- **LISTED ENTRIES**
----------

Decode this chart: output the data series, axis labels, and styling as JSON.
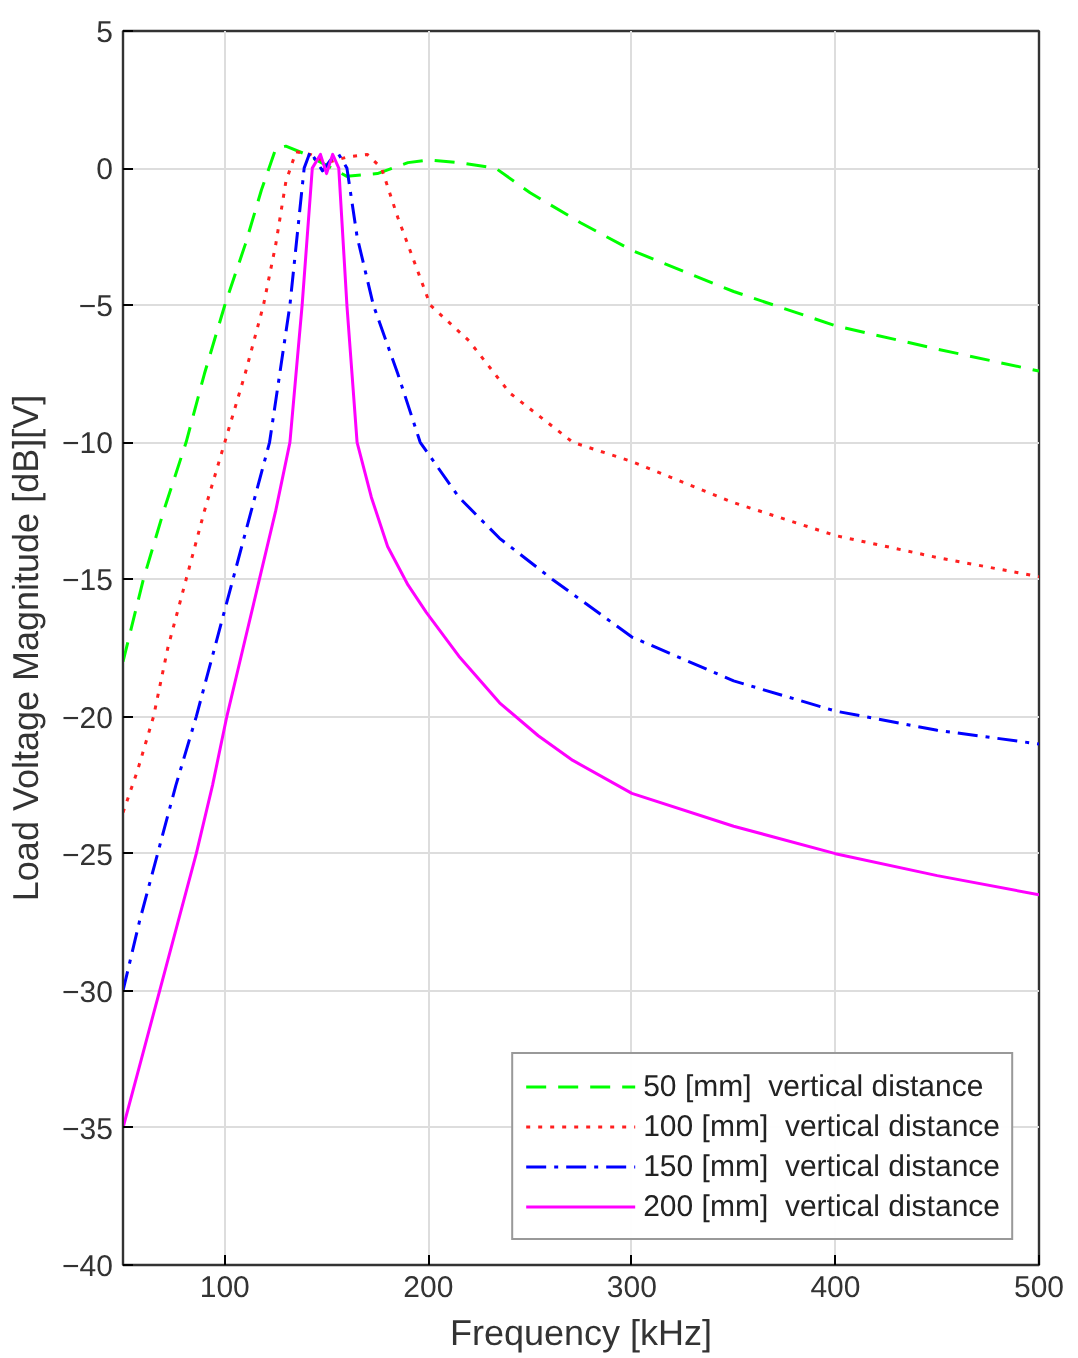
{
  "chart_data": {
    "type": "line",
    "xlabel": "Frequency [kHz]",
    "ylabel": "Load Voltage Magnitude [dB][V]",
    "xlim": [
      50,
      500
    ],
    "ylim": [
      -40,
      5
    ],
    "xticks": [
      100,
      200,
      300,
      400,
      500
    ],
    "yticks": [
      -40,
      -35,
      -30,
      -25,
      -20,
      -15,
      -10,
      -5,
      0,
      5
    ],
    "grid": true,
    "legend": "bottom right",
    "marker": "none",
    "series": [
      {
        "name": "50 [mm]  vertical distance",
        "color": "#00ff00",
        "line_style": "dashed",
        "x": [
          50,
          60,
          70,
          81,
          90,
          100,
          110,
          118,
          125,
          130,
          140,
          150,
          160,
          175,
          190,
          200,
          215,
          233,
          250,
          275,
          300,
          350,
          400,
          450,
          500
        ],
        "values": [
          -18,
          -15,
          -12.5,
          -10,
          -7.5,
          -5,
          -2.8,
          -0.8,
          0.7,
          0.8,
          0.5,
          0.1,
          -0.3,
          -0.2,
          0.2,
          0.3,
          0.2,
          0,
          -0.9,
          -2.0,
          -3.0,
          -4.5,
          -5.75,
          -6.6,
          -7.4
        ]
      },
      {
        "name": "100 [mm]  vertical distance",
        "color": "#ff2020",
        "line_style": "dotted",
        "x": [
          50,
          57,
          65,
          72,
          81,
          90,
          100,
          110,
          119,
          125,
          130,
          135,
          142,
          150,
          160,
          170,
          177,
          185,
          201,
          220,
          240,
          271,
          300,
          350,
          400,
          450,
          500
        ],
        "values": [
          -23.5,
          -22,
          -20,
          -17.5,
          -15,
          -12.5,
          -10,
          -7.5,
          -5,
          -2.8,
          -0.5,
          0.6,
          0.5,
          0.2,
          0.4,
          0.5,
          0,
          -1.8,
          -5,
          -6.3,
          -8.2,
          -10,
          -10.7,
          -12.2,
          -13.4,
          -14.2,
          -14.9
        ]
      },
      {
        "name": "150 [mm]  vertical distance",
        "color": "#0000ff",
        "line_style": "dashdot",
        "x": [
          50,
          58,
          67,
          76,
          86,
          95,
          104,
          113,
          122,
          132,
          139,
          142,
          148,
          152,
          156,
          160,
          165,
          173,
          185,
          196,
          215,
          235,
          261,
          300,
          350,
          400,
          450,
          500
        ],
        "values": [
          -30,
          -27.5,
          -25,
          -22.5,
          -20,
          -17.5,
          -15,
          -12.5,
          -10,
          -5,
          0,
          0.6,
          -0.1,
          0.3,
          0.5,
          0,
          -2.5,
          -5,
          -7.5,
          -10,
          -12,
          -13.5,
          -15,
          -17.1,
          -18.7,
          -19.8,
          -20.5,
          -21
        ]
      },
      {
        "name": "200 [mm]  vertical distance",
        "color": "#ff00ff",
        "line_style": "solid",
        "x": [
          50,
          59,
          68,
          77,
          86,
          94,
          101,
          109,
          117,
          125,
          132,
          138,
          143,
          147,
          150,
          153,
          156,
          160,
          165,
          172,
          180,
          190,
          199,
          215,
          235,
          254,
          271,
          300,
          350,
          400,
          450,
          500
        ],
        "values": [
          -35,
          -32.5,
          -30,
          -27.5,
          -25,
          -22.5,
          -20,
          -17.5,
          -15,
          -12.5,
          -10,
          -5,
          0,
          0.5,
          -0.2,
          0.5,
          0,
          -5,
          -10,
          -12,
          -13.8,
          -15.2,
          -16.2,
          -17.8,
          -19.5,
          -20.7,
          -21.6,
          -22.8,
          -24,
          -25,
          -25.8,
          -26.5
        ]
      }
    ]
  }
}
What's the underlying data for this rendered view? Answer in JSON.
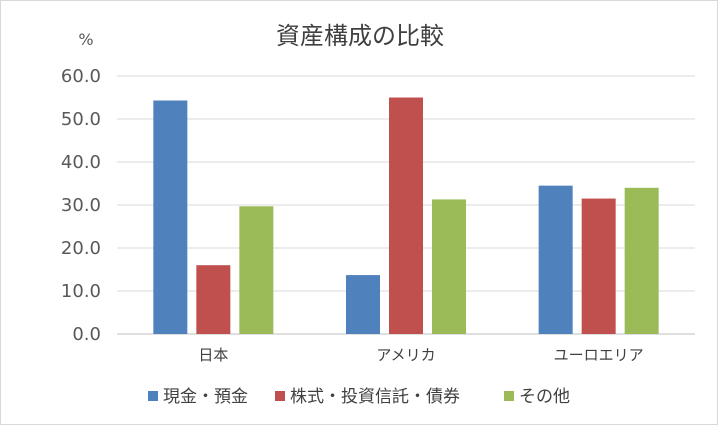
{
  "chart_data": {
    "type": "bar",
    "title": "資産構成の比較",
    "unit_label": "%",
    "categories": [
      "日本",
      "アメリカ",
      "ユーロエリア"
    ],
    "series": [
      {
        "name": "現金・預金",
        "color": "#4F81BD",
        "values": [
          54.3,
          13.7,
          34.5
        ]
      },
      {
        "name": "株式・投資信託・債券",
        "color": "#C0504D",
        "values": [
          16.0,
          55.0,
          31.5
        ]
      },
      {
        "name": "その他",
        "color": "#9BBB59",
        "values": [
          29.7,
          31.3,
          34.0
        ]
      }
    ],
    "ylim": [
      0,
      60
    ],
    "yticks": [
      "0.0",
      "10.0",
      "20.0",
      "30.0",
      "40.0",
      "50.0",
      "60.0"
    ],
    "grid": true,
    "legend_position": "bottom"
  }
}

----------

- **WORK REQUIRED**
Make an exact copy of the lines above, starting at the line that contains "What's the underlying" and running through the final line of the entries. Omit the pictures.

- **RESPONSE TO THIS EXERCISE**
What's the underlying data for this rendered view? Answer in JSON.
{
  "chart_data": {
    "type": "bar",
    "title": "資産構成の比較",
    "unit_label": "%",
    "categories": [
      "日本",
      "アメリカ",
      "ユーロエリア"
    ],
    "series": [
      {
        "name": "現金・預金",
        "color": "#4F81BD",
        "values": [
          54.3,
          13.7,
          34.5
        ]
      },
      {
        "name": "株式・投資信託・債券",
        "color": "#C0504D",
        "values": [
          16.0,
          55.0,
          31.5
        ]
      },
      {
        "name": "その他",
        "color": "#9BBB59",
        "values": [
          29.7,
          31.3,
          34.0
        ]
      }
    ],
    "ylim": [
      0,
      60
    ],
    "yticks": [
      "0.0",
      "10.0",
      "20.0",
      "30.0",
      "40.0",
      "50.0",
      "60.0"
    ],
    "grid": true,
    "legend_position": "bottom"
  }
}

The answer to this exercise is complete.